BEGIN SUPPLIED INFORMATION
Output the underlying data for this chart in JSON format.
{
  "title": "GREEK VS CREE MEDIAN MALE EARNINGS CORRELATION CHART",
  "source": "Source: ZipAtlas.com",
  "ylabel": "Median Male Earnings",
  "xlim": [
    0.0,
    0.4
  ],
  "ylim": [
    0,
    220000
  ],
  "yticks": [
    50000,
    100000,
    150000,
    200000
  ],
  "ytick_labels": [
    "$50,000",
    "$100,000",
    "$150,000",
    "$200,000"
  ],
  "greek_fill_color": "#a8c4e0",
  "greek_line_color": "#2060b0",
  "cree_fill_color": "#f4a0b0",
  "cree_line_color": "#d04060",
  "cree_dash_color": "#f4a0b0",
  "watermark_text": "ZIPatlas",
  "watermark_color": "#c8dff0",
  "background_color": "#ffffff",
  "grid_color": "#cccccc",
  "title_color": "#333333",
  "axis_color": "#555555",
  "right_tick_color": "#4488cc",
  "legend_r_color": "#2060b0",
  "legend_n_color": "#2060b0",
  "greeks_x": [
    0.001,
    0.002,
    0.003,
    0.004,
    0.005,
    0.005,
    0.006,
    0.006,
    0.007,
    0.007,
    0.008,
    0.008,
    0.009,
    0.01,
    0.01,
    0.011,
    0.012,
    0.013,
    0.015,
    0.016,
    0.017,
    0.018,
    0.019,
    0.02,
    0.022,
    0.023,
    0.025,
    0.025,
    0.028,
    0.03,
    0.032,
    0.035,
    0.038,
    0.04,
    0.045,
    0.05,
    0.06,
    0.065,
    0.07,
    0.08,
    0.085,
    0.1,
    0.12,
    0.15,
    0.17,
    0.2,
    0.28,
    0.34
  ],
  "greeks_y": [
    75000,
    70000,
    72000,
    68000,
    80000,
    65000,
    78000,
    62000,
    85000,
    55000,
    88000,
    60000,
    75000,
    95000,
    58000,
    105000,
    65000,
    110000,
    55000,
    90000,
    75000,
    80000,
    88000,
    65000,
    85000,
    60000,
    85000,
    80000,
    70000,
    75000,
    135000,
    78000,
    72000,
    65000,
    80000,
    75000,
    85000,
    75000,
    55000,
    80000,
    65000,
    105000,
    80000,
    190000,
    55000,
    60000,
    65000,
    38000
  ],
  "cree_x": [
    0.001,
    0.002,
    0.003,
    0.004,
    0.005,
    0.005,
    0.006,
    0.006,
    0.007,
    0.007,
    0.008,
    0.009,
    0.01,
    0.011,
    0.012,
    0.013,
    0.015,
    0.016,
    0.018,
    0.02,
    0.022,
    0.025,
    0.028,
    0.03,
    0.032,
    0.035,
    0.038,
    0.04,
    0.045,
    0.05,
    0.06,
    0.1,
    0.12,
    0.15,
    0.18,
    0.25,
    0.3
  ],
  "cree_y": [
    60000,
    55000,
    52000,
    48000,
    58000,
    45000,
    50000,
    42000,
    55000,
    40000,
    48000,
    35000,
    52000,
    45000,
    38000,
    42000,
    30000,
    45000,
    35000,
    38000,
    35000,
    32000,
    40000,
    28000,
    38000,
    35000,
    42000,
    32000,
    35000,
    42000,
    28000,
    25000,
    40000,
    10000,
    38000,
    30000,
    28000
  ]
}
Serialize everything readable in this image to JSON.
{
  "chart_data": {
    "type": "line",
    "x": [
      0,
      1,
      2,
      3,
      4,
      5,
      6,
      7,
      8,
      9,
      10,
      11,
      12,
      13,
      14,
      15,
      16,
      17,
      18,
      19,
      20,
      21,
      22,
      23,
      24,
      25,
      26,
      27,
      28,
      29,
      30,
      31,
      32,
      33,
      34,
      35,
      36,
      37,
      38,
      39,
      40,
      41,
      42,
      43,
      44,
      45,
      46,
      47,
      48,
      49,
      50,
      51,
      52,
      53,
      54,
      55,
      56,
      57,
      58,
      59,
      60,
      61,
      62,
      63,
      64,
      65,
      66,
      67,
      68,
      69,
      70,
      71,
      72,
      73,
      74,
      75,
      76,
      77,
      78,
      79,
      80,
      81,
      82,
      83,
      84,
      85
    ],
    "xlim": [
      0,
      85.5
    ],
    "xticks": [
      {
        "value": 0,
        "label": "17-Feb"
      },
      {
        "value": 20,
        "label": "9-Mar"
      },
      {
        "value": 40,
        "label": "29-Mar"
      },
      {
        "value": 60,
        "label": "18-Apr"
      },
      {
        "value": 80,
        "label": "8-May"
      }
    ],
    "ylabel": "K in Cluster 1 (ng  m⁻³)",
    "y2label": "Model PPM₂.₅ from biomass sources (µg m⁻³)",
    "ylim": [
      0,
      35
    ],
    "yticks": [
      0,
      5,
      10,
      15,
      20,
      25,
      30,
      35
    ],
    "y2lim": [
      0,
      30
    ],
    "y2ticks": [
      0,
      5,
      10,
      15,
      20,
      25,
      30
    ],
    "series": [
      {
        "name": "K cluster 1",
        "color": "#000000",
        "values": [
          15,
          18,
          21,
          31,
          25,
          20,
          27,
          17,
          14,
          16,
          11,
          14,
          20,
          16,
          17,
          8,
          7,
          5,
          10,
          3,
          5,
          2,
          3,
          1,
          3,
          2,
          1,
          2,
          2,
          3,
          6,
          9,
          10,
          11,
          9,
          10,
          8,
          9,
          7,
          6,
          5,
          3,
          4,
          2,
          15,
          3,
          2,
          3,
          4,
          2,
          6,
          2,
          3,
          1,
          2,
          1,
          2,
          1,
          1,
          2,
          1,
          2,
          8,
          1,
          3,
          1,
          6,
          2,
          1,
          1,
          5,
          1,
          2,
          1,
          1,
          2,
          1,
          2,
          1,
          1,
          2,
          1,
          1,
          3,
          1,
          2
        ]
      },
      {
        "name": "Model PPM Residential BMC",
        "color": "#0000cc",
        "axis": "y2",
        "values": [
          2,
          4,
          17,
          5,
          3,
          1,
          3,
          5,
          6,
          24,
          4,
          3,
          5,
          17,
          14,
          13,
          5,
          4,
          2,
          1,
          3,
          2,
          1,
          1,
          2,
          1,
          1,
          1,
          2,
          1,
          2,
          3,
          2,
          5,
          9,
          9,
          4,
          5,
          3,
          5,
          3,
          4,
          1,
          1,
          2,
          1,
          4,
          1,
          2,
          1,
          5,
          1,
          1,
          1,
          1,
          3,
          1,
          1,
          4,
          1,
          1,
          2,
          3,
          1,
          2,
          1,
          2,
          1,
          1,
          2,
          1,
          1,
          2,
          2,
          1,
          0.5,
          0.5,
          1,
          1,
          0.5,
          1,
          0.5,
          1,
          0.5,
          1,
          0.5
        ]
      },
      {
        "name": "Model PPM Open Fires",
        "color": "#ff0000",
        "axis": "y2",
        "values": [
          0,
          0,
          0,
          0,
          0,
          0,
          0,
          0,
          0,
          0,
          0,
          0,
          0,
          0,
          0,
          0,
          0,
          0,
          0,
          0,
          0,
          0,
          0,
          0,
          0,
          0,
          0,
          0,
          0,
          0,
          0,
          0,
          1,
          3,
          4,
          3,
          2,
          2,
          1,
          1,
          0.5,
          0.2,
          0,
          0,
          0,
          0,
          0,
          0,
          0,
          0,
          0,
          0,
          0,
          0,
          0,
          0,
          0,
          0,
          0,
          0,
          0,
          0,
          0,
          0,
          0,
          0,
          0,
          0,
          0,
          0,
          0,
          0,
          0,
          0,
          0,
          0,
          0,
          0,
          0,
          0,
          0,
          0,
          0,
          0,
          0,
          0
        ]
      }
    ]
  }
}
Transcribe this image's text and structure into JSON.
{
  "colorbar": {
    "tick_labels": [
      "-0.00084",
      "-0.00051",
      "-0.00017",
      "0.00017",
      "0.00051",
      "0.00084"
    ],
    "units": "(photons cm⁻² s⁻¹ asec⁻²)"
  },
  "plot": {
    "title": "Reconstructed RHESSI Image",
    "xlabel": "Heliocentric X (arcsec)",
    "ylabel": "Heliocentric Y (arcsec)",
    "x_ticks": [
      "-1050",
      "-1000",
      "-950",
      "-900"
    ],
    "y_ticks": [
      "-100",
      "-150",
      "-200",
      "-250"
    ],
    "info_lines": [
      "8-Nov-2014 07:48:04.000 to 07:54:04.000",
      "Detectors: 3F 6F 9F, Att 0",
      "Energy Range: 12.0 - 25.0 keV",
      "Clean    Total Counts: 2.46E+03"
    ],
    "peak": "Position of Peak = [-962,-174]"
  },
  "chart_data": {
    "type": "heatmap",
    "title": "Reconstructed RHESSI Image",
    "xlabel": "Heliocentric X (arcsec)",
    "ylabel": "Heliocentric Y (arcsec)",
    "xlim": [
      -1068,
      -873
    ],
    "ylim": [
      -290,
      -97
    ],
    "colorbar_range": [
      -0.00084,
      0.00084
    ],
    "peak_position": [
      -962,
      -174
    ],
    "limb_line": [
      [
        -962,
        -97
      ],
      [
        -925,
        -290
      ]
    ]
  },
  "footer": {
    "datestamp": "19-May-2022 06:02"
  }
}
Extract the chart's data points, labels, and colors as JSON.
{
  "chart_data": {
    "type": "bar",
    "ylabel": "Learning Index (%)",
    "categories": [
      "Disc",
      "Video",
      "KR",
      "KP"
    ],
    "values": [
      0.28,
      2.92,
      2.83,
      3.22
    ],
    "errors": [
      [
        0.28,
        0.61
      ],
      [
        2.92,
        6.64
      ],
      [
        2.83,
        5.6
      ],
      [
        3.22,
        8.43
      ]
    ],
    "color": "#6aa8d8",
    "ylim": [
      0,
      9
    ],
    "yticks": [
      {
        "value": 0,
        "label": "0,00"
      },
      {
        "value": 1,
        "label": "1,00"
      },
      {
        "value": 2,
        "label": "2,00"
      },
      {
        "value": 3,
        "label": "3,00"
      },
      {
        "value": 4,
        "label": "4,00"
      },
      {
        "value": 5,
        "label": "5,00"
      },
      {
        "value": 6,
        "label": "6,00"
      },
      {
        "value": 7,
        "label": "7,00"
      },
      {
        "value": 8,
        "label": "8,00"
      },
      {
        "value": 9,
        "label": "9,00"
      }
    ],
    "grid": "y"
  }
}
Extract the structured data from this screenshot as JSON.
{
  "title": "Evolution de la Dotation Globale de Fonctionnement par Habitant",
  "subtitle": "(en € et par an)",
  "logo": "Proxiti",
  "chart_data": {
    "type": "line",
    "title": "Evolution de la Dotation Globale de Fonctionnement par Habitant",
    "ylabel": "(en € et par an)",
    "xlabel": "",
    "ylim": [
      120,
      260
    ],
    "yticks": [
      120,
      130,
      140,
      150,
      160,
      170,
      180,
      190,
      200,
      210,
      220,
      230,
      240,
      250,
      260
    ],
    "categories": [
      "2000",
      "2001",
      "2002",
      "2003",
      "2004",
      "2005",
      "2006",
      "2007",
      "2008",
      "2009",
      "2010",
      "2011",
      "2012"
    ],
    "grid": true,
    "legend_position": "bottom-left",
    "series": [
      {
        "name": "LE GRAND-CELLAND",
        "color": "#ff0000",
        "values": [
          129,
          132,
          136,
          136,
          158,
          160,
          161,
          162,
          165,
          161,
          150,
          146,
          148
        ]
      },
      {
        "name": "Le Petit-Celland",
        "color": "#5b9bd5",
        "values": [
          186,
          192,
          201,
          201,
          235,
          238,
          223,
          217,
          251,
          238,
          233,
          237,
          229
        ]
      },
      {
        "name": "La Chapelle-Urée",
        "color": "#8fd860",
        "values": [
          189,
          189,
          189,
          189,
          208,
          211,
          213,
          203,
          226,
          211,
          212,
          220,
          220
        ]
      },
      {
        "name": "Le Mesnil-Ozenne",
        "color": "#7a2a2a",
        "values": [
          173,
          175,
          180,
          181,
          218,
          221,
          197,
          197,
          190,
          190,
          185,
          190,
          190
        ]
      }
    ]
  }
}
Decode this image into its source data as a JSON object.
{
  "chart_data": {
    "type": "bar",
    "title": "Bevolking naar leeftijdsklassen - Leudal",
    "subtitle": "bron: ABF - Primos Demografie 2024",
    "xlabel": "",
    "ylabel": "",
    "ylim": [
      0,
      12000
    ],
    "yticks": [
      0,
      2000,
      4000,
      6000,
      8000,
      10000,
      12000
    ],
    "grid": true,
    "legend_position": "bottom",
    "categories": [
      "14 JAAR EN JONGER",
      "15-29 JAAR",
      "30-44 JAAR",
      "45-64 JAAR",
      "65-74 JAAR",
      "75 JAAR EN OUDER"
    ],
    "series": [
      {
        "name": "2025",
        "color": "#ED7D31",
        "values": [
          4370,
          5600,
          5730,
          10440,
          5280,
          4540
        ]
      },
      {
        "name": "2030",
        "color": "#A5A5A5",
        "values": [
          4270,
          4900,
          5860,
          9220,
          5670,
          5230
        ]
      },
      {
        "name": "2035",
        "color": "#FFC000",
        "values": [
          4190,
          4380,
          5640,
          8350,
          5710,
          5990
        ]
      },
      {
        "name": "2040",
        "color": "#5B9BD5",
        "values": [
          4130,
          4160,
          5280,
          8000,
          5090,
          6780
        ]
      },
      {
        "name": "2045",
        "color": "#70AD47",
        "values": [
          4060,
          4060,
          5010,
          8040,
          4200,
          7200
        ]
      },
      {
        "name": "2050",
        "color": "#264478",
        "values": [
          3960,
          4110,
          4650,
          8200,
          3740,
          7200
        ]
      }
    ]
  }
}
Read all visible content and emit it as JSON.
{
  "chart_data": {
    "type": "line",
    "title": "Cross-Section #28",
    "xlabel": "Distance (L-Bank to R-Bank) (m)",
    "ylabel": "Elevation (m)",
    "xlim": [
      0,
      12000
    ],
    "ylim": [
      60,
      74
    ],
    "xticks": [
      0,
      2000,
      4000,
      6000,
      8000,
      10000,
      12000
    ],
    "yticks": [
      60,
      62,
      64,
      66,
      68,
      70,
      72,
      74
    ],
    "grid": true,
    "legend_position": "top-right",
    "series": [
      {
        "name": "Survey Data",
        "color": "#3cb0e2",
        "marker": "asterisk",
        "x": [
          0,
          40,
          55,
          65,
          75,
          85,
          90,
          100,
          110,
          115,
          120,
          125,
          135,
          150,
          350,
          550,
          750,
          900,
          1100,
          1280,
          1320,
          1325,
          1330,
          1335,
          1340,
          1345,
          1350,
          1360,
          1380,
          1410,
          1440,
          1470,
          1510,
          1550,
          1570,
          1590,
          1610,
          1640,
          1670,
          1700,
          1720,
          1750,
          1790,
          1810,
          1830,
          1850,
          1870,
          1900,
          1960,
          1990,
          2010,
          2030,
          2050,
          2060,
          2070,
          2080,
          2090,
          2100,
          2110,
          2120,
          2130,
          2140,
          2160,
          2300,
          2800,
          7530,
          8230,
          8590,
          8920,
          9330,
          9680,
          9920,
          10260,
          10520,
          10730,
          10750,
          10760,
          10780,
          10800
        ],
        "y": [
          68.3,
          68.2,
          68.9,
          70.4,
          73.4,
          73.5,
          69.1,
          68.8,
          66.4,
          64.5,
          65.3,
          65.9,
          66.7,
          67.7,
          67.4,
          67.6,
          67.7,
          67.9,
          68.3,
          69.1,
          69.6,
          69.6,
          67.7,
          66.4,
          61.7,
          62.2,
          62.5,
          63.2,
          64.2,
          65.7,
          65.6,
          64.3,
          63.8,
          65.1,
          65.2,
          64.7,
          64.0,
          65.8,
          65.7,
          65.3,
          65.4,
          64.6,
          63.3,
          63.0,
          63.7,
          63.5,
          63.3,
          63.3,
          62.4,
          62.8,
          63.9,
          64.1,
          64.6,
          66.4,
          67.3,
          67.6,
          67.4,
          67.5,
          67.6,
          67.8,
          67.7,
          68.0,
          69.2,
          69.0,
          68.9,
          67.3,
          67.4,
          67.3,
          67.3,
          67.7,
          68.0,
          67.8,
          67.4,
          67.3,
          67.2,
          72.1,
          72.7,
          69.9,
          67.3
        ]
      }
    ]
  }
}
END SUPPLIED INFORMATION
STATED PROBLEM: Copy every line from the entries that contains the word "Extract".

WRITTEN SOLUTION:
Extract the chart's data points, labels, and colors as JSON.
Extract the structured data from this screenshot as JSON.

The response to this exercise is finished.